**EXERCISE OBJECTIVE**. Omit any picture, and return the remaining data exactly as written.

**DATA SUPPLIED**.
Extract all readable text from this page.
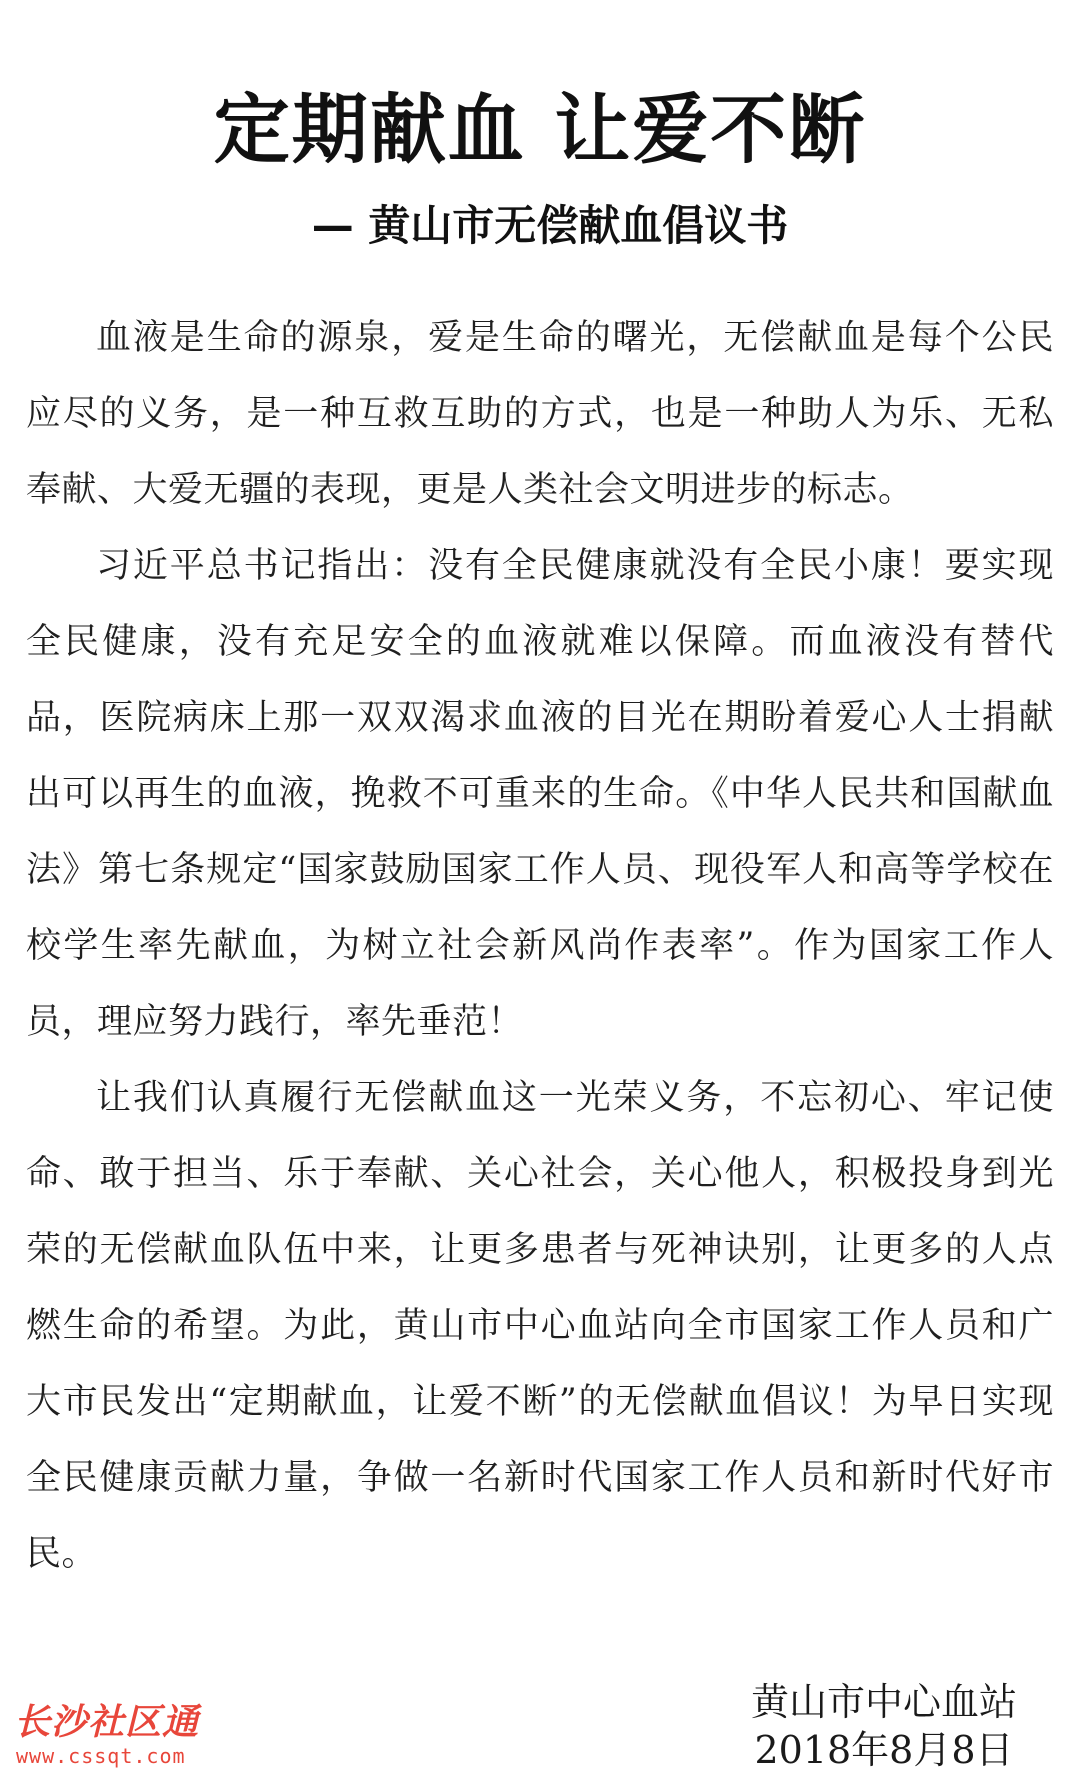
定期献血 让爱不断
— 黄山市无偿献血倡议书

血液是生命的源泉，爱是生命的曙光，无偿献血是每个公民应尽的义务，是一种互救互助的方式，也是一种助人为乐、无私奉献、大爱无疆的表现，更是人类社会文明进步的标志。

习近平总书记指出：没有全民健康就没有全民小康！要实现全民健康，没有充足安全的血液就难以保障。而血液没有替代品，医院病床上那一双双渴求血液的目光在期盼着爱心人士捐献出可以再生的血液，挽救不可重来的生命。《中华人民共和国献血法》第七条规定“国家鼓励国家工作人员、现役军人和高等学校在校学生率先献血，为树立社会新风尚作表率”。作为国家工作人员，理应努力践行，率先垂范！

让我们认真履行无偿献血这一光荣义务，不忘初心、牢记使命、敢于担当、乐于奉献、关心社会，关心他人，积极投身到光荣的无偿献血队伍中来，让更多患者与死神诀别，让更多的人点燃生命的希望。为此，黄山市中心血站向全市国家工作人员和广大市民发出“定期献血，让爱不断”的无偿献血倡议！为早日实现全民健康贡献力量，争做一名新时代国家工作人员和新时代好市民。

黄山市中心血站
2018年8月8日
长沙社区通
www.cssqt.com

**RIGHT ANSWER**.
Extract all readable text from this page.
定期献血 让爱不断
— 黄山市无偿献血倡议书

血液是生命的源泉，爱是生命的曙光，无偿献血是每个公民应尽的义务，是一种互救互助的方式，也是一种助人为乐、无私奉献、大爱无疆的表现，更是人类社会文明进步的标志。

习近平总书记指出：没有全民健康就没有全民小康！要实现全民健康，没有充足安全的血液就难以保障。而血液没有替代品，医院病床上那一双双渴求血液的目光在期盼着爱心人士捐献出可以再生的血液，挽救不可重来的生命。《中华人民共和国献血法》第七条规定“国家鼓励国家工作人员、现役军人和高等学校在校学生率先献血，为树立社会新风尚作表率”。作为国家工作人员，理应努力践行，率先垂范！

让我们认真履行无偿献血这一光荣义务，不忘初心、牢记使命、敢于担当、乐于奉献、关心社会，关心他人，积极投身到光荣的无偿献血队伍中来，让更多患者与死神诀别，让更多的人点燃生命的希望。为此，黄山市中心血站向全市国家工作人员和广大市民发出“定期献血，让爱不断”的无偿献血倡议！为早日实现全民健康贡献力量，争做一名新时代国家工作人员和新时代好市民。

黄山市中心血站
2018年8月8日
长沙社区通
www.cssqt.com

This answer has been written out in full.